Entries taken from a collection
+-------+

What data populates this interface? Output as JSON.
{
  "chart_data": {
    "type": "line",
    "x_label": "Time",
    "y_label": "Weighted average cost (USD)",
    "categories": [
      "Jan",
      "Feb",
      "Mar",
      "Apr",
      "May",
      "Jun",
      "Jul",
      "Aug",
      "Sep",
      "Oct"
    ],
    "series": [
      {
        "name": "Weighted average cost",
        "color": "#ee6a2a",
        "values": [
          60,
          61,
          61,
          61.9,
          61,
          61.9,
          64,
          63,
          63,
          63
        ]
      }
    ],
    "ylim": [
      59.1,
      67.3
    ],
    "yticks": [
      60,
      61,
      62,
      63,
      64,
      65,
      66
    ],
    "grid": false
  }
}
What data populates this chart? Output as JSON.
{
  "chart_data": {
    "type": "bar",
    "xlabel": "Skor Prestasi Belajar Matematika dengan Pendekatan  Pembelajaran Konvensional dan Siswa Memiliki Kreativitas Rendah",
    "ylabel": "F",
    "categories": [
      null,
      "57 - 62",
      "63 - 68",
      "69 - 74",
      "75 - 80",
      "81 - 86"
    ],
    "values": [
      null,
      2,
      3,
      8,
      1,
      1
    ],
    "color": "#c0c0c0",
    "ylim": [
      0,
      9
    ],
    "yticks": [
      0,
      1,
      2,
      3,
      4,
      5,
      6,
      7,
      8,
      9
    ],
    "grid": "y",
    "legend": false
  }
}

+-------+

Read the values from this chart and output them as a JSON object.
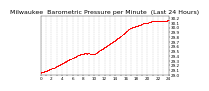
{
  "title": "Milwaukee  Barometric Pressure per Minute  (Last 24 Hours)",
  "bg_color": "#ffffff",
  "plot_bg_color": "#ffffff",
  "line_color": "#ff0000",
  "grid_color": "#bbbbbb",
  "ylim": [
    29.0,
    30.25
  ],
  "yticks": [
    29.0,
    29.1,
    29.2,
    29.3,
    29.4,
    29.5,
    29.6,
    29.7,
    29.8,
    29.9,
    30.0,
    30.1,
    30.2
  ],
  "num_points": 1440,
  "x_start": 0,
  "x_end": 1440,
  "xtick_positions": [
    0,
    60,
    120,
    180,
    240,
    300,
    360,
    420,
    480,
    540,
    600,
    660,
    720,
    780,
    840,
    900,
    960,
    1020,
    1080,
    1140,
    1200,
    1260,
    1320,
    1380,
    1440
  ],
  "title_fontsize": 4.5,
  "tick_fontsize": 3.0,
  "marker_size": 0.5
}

+-------+

**What you are asked to do:** Within the records, how many lines include "values"? The answer is the number and nothing else.

**Solution to the problem:** 3